** What to work on **
Check each line of the material below for "information". Report how many have it, with no other words.

——————

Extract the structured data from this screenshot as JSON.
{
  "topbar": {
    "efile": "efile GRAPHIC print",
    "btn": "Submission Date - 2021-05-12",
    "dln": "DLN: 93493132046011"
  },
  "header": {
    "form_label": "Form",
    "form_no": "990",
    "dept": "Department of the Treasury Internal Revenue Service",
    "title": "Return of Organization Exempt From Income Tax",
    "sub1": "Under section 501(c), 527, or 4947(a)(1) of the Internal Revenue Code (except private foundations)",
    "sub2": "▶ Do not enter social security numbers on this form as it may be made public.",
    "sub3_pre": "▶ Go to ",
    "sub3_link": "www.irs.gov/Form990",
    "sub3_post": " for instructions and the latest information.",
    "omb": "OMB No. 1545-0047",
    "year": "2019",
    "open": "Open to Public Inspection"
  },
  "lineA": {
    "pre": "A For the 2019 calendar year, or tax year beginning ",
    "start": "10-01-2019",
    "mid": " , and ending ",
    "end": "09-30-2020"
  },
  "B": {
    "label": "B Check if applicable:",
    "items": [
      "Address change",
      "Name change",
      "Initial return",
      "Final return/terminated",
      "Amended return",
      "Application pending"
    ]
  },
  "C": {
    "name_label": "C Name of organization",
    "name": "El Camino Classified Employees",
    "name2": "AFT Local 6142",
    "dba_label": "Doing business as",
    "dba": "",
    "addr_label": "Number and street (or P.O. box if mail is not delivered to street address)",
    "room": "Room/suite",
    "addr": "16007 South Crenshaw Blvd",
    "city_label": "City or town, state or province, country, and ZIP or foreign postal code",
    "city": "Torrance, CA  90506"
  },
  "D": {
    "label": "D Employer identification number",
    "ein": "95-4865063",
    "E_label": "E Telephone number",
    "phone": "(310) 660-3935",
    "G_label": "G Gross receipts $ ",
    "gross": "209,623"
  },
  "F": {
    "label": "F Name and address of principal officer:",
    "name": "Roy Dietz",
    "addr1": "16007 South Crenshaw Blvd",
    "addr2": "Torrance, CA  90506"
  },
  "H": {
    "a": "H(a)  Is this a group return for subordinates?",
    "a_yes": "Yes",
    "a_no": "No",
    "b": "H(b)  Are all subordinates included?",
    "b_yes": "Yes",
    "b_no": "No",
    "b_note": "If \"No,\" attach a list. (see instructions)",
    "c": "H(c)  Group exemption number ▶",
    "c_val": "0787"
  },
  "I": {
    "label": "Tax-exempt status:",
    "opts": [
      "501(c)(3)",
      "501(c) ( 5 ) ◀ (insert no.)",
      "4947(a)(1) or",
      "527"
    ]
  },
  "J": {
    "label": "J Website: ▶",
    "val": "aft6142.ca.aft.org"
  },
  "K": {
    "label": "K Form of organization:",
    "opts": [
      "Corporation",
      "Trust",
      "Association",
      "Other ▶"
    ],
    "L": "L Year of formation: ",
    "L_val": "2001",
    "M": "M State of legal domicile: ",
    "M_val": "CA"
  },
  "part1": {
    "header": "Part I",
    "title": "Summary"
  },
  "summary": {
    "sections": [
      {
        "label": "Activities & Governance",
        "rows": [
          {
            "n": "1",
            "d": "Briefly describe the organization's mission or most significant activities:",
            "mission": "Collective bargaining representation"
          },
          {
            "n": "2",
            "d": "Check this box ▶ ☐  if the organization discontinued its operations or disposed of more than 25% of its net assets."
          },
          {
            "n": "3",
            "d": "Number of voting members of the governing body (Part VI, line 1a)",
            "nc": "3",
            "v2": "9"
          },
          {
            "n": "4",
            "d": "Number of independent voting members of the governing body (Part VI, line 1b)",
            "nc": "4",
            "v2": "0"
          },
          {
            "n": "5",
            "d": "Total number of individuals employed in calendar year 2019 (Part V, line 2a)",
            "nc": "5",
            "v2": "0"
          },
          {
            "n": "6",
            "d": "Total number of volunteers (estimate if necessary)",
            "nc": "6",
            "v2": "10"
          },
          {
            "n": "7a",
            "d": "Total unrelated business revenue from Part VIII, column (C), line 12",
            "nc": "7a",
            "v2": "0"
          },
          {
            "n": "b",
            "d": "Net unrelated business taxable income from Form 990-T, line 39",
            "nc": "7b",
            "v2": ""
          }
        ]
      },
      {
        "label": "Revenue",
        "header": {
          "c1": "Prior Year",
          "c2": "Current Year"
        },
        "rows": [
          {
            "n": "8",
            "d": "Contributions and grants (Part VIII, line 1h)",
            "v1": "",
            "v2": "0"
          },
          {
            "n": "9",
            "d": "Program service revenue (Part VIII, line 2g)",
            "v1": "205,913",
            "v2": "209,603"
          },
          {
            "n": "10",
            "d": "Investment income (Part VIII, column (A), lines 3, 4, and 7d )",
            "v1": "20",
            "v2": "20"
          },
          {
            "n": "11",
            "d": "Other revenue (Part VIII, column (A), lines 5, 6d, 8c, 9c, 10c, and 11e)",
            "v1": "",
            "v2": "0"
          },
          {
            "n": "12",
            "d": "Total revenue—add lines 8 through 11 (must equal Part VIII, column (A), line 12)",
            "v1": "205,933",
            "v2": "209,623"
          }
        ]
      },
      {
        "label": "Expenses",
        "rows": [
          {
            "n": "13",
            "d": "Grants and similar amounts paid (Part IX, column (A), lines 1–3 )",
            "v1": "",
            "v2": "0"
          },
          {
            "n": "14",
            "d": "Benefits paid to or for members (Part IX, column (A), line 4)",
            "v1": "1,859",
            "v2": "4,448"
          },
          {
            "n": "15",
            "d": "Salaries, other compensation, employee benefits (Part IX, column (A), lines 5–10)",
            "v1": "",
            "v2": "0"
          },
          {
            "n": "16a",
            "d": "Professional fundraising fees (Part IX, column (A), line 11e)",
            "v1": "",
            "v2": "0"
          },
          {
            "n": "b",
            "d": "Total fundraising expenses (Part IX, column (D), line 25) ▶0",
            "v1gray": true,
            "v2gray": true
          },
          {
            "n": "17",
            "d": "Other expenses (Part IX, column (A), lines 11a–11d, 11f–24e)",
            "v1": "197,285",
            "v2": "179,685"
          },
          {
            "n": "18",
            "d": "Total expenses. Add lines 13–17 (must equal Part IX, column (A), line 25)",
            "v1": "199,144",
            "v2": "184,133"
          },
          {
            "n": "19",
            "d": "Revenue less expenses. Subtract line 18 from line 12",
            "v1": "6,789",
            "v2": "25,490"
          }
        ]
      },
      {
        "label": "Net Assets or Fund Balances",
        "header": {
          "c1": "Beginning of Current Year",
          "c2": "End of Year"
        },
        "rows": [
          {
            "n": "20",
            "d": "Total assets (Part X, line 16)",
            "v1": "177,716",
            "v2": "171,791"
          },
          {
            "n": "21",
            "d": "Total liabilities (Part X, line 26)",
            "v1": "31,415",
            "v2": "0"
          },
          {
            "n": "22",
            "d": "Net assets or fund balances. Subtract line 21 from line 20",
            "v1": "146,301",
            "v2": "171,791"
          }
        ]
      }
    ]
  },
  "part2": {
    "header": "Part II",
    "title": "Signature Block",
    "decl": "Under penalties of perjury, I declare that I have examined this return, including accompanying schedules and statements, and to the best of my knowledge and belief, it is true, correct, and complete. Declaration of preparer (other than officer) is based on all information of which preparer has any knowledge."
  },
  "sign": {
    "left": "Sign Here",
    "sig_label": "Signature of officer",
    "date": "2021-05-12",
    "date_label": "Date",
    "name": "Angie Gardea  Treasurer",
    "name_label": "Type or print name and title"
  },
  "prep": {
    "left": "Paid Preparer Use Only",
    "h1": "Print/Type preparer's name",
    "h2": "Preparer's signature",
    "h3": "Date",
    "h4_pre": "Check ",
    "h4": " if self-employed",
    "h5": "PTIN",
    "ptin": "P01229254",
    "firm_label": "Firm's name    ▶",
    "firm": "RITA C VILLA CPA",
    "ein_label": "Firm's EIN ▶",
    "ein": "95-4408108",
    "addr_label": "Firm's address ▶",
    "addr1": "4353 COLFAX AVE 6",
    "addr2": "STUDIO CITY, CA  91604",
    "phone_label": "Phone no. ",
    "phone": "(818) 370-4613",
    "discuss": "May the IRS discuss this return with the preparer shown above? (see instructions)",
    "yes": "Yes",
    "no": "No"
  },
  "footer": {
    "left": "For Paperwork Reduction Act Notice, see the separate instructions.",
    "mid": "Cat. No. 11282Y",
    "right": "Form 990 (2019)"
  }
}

——————

** Result of the exercise **
2